## Exercise brief
Nothing may be dropped or altered: reproduce all the data.

## Data section

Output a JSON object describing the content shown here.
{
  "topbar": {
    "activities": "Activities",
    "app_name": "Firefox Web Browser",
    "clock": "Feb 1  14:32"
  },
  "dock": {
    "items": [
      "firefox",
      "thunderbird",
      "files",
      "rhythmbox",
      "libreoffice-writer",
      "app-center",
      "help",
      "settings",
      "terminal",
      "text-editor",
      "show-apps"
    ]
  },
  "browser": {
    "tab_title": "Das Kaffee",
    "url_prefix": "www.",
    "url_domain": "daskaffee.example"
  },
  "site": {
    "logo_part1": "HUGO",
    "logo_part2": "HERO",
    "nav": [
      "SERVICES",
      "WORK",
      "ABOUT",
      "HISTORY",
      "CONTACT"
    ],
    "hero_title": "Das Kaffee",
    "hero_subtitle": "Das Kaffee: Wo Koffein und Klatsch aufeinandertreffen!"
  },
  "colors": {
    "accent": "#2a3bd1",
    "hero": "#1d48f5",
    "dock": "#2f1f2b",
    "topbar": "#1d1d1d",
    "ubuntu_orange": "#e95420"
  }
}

## Output of the task
Output a JSON object describing the content shown here.
{
  "topbar": {
    "activities": "Activities",
    "app_name": "Firefox Web Browser",
    "clock": "Feb 1  14:32"
  },
  "dock": {
    "items": [
      "firefox",
      "thunderbird",
      "files",
      "rhythmbox",
      "libreoffice-writer",
      "app-center",
      "help",
      "settings",
      "terminal",
      "text-editor",
      "show-apps"
    ]
  },
  "browser": {
    "tab_title": "Das Kaffee",
    "url_prefix": "www.",
    "url_domain": "daskaffee.example"
  },
  "site": {
    "logo_part1": "HUGO",
    "logo_part2": "HERO",
    "nav": [
      "SERVICES",
      "WORK",
      "ABOUT",
      "HISTORY",
      "CONTACT"
    ],
    "hero_title": "Das Kaffee",
    "hero_subtitle": "Das Kaffee: Wo Koffein und Klatsch aufeinandertreffen!"
  },
  "colors": {
    "accent": "#2a3bd1",
    "hero": "#1d48f5",
    "dock": "#2f1f2b",
    "topbar": "#1d1d1d",
    "ubuntu_orange": "#e95420"
  }
}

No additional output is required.